Exercise details:
Filter these entries so that only lines with the word "their" remain.

— START —

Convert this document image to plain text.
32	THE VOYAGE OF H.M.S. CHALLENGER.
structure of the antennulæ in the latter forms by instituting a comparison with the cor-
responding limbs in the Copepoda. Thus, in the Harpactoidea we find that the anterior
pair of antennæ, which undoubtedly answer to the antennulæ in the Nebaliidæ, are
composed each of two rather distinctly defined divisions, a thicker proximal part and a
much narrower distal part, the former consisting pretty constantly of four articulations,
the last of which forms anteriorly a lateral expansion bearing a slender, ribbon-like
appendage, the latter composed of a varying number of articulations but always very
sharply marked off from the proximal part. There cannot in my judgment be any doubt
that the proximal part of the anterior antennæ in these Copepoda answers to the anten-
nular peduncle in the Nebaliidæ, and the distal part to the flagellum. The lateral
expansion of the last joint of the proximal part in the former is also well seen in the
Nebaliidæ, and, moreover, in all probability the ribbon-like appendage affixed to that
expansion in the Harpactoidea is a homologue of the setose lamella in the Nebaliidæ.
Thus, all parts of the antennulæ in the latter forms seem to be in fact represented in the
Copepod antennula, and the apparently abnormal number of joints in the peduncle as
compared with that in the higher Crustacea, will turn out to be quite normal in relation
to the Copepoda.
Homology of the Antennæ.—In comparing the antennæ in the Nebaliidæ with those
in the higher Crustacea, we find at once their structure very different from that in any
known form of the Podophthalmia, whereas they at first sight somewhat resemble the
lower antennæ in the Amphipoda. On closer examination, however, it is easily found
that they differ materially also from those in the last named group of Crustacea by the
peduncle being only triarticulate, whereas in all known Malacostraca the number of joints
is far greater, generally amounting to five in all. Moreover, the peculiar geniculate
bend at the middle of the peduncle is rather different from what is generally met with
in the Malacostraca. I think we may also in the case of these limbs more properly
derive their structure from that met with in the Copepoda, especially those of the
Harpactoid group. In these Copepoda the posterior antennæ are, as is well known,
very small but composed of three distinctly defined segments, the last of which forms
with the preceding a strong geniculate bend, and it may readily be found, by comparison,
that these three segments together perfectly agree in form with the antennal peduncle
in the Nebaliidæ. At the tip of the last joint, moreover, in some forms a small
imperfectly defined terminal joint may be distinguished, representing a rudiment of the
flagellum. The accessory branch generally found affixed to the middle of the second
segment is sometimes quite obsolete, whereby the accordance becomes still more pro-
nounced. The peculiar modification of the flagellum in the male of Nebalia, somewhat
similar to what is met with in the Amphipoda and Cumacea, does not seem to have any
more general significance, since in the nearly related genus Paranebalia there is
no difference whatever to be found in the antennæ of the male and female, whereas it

— END —
— START —

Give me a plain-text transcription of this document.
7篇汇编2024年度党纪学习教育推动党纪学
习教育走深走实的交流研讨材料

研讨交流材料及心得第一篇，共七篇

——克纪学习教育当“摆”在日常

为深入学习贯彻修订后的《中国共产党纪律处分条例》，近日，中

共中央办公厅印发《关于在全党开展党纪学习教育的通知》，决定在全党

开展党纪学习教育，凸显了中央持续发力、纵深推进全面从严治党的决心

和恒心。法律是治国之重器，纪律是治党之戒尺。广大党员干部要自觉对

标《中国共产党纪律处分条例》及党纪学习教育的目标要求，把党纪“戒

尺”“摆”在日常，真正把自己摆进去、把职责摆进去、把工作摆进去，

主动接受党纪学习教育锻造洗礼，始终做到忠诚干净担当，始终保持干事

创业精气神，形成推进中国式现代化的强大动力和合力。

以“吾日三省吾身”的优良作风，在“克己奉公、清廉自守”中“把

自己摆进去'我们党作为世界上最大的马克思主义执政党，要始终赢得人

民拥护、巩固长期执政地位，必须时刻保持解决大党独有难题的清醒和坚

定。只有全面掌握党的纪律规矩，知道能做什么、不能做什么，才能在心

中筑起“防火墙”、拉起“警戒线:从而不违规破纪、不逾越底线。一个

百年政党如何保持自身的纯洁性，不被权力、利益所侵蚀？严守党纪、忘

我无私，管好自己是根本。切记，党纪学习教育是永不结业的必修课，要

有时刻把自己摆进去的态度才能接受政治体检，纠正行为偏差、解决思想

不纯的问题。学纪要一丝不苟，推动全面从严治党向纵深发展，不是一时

— END —
— START —

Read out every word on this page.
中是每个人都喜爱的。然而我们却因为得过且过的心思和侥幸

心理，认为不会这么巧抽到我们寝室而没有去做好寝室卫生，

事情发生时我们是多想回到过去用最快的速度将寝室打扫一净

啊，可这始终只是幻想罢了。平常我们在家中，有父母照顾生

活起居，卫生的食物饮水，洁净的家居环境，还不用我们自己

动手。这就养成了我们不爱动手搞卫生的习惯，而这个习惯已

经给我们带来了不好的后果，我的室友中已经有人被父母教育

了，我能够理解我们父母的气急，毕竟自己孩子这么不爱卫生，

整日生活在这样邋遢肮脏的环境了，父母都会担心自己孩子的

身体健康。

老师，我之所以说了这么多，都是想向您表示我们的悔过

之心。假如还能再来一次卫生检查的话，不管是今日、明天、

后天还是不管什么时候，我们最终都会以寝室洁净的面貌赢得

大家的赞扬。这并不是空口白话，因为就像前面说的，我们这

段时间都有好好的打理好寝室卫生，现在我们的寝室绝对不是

— END —

Answer below:
in the higher Crustacea, we find at once their structure very different from that in any
derive their structure from that met with in the Copepoda, especially those of the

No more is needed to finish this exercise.